# DATASET RECORDS start
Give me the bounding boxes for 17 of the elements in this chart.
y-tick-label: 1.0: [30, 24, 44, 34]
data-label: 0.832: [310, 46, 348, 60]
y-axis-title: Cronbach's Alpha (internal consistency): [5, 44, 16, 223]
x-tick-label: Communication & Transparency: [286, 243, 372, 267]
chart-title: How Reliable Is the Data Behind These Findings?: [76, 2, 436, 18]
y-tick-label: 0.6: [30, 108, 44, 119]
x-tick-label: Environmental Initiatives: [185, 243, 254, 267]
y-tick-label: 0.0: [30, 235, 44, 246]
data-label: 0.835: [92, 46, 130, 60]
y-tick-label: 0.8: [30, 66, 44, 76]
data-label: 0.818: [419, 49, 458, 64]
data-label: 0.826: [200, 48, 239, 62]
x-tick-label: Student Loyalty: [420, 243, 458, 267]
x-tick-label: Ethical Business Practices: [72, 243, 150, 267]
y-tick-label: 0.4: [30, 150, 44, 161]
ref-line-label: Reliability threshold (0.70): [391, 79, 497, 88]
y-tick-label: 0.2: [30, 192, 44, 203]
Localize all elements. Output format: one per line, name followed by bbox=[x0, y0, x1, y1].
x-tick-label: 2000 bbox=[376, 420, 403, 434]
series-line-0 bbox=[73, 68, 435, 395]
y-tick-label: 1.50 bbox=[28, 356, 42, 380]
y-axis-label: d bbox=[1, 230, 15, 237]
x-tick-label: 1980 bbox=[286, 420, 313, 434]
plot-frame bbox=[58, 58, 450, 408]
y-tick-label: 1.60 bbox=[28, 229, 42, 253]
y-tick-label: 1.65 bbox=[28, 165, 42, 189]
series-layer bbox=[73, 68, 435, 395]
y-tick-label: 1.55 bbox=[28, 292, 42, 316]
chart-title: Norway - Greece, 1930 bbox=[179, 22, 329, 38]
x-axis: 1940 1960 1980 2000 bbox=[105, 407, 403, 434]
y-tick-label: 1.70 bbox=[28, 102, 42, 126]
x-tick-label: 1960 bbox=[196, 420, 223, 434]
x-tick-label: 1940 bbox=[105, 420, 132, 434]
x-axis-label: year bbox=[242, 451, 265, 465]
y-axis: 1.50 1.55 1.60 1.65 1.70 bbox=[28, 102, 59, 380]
# DATASET RECORDS end
▸ **WRITTEN PROBLEM**: Reproduce the listing word for word, from its first line through the line containing "y-tick-label: 0.0: [30, 235, 44, 246]", including both of those lines.

▸ **OUTPUT BELOW**:
Give me the bounding boxes for 17 of the elements in this chart.
y-tick-label: 1.0: [30, 24, 44, 34]
data-label: 0.832: [310, 46, 348, 60]
y-axis-title: Cronbach's Alpha (internal consistency): [5, 44, 16, 223]
x-tick-label: Communication & Transparency: [286, 243, 372, 267]
chart-title: How Reliable Is the Data Behind These Findings?: [76, 2, 436, 18]
y-tick-label: 0.6: [30, 108, 44, 119]
x-tick-label: Environmental Initiatives: [185, 243, 254, 267]
y-tick-label: 0.0: [30, 235, 44, 246]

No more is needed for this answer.